Requirement 1: In the post about Anita Laurence's city prints, which print is called the most stylized of all?
Requirement 2: Repeat the words of the post about Anita Laurence's city prints between "Most stylized of" and "so much fun!", inclusive.
Requirement 3: Go on with the post about Anita Laurence's city prints from its last sentence.
Selected passage START
January 23, 2018

Laurence's Towns

        I recently discovered some work by Anita Laurence (Australia), and I just love her linoleum block prints of cities.  These are not cities that I know well myself, so I can’t look at them with an eye to picking out familiar landmarks or recognizing beloved quirks, but I still find them absolutely charming.  You can see that they all share a very similar style, with the buildings arranged in tiers going up the paper.  Some have horizontal rows, while others have  a zigzag layout.  Three have a body of water across the bottom; two are backed by mountains; they all have a variety of architecture and a variety of textures.
        The first piece, Cork, Ireland, is the one of these cities I have visited, but I’m pretty sure you can’t get a view like this.  In other words, this is schematic rather than landscapey; it’s a conceptual portrait of the city rather than a photographic view.  I love
the balance between stylization and detail, not only just in the buildings but also in the trees and background textures of earth, water, and hills.  I like the simplification of the solid black buildings in the background.
        Most stylized of all is Wangaratta, Australia, with a sky full of pattern, a river full of fish, and neatly geometric trees.  Except for the fish, I see no people or animals in any of these pieces, but they still seem busily active.  I like the lampposts with the carved lines around them, and the variety of textures on all the buildings.  This whole piece is just so much fun!
        The next piece is listed as being in Ireland, I assume Cork again with the Shandon bell tower in the upper left.  That would explain the two rows of river.  This piece seems more serious and monumental, with its dark sky and dramatic clouds, more sober lines, and more realistic trees.
Selected passage END
Dataset extract START
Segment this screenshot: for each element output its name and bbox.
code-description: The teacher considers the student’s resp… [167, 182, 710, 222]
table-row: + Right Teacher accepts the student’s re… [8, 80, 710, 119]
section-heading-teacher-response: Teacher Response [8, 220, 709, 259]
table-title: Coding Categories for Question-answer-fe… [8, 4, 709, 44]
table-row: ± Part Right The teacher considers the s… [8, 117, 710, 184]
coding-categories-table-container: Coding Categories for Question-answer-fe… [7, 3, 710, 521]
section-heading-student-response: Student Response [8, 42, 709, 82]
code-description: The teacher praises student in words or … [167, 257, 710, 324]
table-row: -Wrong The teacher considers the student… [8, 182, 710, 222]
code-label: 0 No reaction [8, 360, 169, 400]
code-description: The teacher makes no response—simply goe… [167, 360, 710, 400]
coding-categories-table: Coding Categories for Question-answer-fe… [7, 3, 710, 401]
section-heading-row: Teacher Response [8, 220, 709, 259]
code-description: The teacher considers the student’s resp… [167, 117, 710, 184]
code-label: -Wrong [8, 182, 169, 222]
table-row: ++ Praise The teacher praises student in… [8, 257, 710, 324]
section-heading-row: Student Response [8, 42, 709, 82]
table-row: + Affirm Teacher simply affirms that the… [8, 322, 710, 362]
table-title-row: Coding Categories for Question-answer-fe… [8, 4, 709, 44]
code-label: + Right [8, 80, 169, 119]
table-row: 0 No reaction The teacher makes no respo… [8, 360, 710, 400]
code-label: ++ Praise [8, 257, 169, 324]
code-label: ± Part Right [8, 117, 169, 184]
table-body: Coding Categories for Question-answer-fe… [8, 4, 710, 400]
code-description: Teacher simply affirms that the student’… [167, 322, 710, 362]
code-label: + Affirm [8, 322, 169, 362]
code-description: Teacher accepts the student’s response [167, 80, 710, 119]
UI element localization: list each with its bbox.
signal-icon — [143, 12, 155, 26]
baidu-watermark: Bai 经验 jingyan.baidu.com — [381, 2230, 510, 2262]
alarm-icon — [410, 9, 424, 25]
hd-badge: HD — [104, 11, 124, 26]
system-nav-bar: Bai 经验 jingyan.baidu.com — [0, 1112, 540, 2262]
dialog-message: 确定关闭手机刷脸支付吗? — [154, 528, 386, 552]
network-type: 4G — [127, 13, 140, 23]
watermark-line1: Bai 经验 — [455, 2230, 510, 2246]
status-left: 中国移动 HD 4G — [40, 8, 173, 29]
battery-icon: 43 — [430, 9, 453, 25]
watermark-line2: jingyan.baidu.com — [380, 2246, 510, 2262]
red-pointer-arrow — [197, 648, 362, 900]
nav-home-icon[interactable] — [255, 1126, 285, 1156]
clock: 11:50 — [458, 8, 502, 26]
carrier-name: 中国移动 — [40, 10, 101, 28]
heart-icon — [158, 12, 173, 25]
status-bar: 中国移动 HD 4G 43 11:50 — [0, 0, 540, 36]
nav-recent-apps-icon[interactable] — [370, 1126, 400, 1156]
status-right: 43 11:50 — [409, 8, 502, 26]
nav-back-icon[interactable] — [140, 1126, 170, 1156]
Dataset extract END
Exercise answer 1: Wangaratta, Australia

Exercise answer 2:
Most stylized of all is Wangaratta, Australia, with a sky full of pattern, a river full of fish, and neatly geometric trees.  Except for the fish, I see no people or animals in any of these pieces, but they still seem busily active.  I like the lampposts with the carved lines around them, and the variety of textures on all the buildings.  This whole piece is just so much fun!

Exercise answer 3:
        And finally, Mount Stuart, Australia, with a lot more landscape interwoven with its buildings.  Here Laurence has made a wider variety of patterns for trees and shrubs, and textures of grass and ground.  It certainly looks more like it could be an actual view, but I don’t know whether it is.  I like how the hills fade to black against the sky.
        These pieces please me so much.  I love finding all their little details, and I love their overall impression of busyness.  I shared something with a similar concept in Rudolph’s Winnipeg Neighborhood years ago, so obviously these stylized collections of buildings are something that appeals to me.   It really makes me want to depict my town this way, although reflection leads me to the unfortunate conclusion that neither my town nor my own printmaking style would be very conducive to it.  So for now I’ll just continue to enjoy the work of others.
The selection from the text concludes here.